Exercise: Leave out the pictures and copy each record below exactly.

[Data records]
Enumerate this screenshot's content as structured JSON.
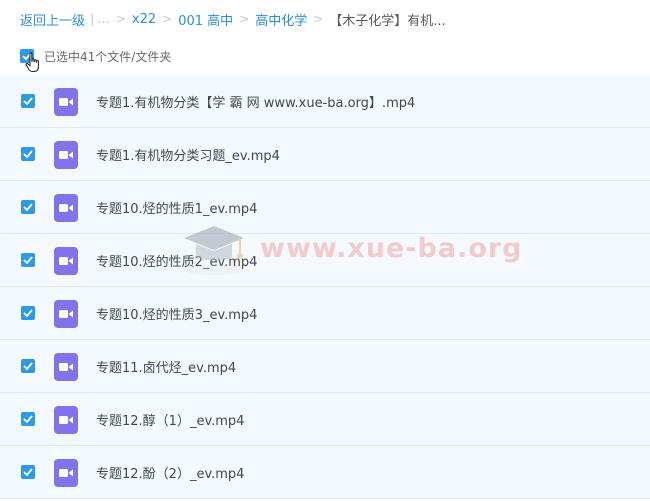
{
  "breadcrumb": {
    "back": "返回上一级",
    "ellipsis": "...",
    "separator": ">",
    "items": [
      "x22",
      "001 高中",
      "高中化学"
    ],
    "current": "【木子化学】有机..."
  },
  "selection": {
    "status": "已选中41个文件/文件夹"
  },
  "files": [
    {
      "name": "专题1.有机物分类【学 霸 网 www.xue-ba.org】.mp4",
      "checked": true
    },
    {
      "name": "专题1.有机物分类习题_ev.mp4",
      "checked": true
    },
    {
      "name": "专题10.烃的性质1_ev.mp4",
      "checked": true
    },
    {
      "name": "专题10.烃的性质2_ev.mp4",
      "checked": true
    },
    {
      "name": "专题10.烃的性质3_ev.mp4",
      "checked": true
    },
    {
      "name": "专题11.卤代烃_ev.mp4",
      "checked": true
    },
    {
      "name": "专题12.醇（1）_ev.mp4",
      "checked": true
    },
    {
      "name": "专题12.酚（2）_ev.mp4",
      "checked": true
    }
  ],
  "watermark": {
    "text": "www.xue-ba.org",
    "icon": "graduation-cap-icon"
  },
  "colors": {
    "link": "#2a8fd6",
    "checkbox": "#2e9ae6",
    "video_icon": "#7f74ea",
    "row_background": "#f4f9fe",
    "watermark": "#f2a7a2"
  }
}
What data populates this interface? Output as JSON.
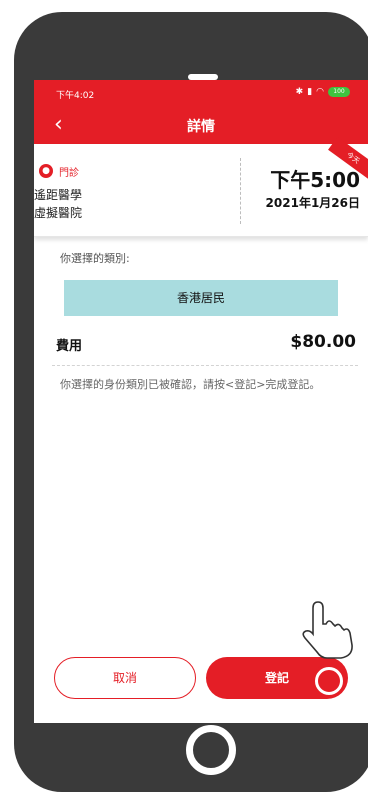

Expected answer:
Enumerate this screenshot's content as structured JSON.
{
  "breadcrumb": {
    "back": "返回上一级",
    "ellipsis": "...",
    "separator": ">",
    "items": [
      "x22",
      "001 高中",
      "高中化学"
    ],
    "current": "【木子化学】有机..."
  },
  "selection": {
    "status": "已选中41个文件/文件夹"
  },
  "files": [
    {
      "name": "专题1.有机物分类【学 霸 网 www.xue-ba.org】.mp4",
      "checked": true
    },
    {
      "name": "专题1.有机物分类习题_ev.mp4",
      "checked": true
    },
    {
      "name": "专题10.烃的性质1_ev.mp4",
      "checked": true
    },
    {
      "name": "专题10.烃的性质2_ev.mp4",
      "checked": true
    },
    {
      "name": "专题10.烃的性质3_ev.mp4",
      "checked": true
    },
    {
      "name": "专题11.卤代烃_ev.mp4",
      "checked": true
    },
    {
      "name": "专题12.醇（1）_ev.mp4",
      "checked": true
    },
    {
      "name": "专题12.酚（2）_ev.mp4",
      "checked": true
    }
  ],
  "watermark": {
    "text": "www.xue-ba.org",
    "icon": "graduation-cap-icon"
  },
  "colors": {
    "link": "#2a8fd6",
    "checkbox": "#2e9ae6",
    "video_icon": "#7f74ea",
    "row_background": "#f4f9fe",
    "watermark": "#f2a7a2"
  }
}
What data populates this interface? Output as JSON.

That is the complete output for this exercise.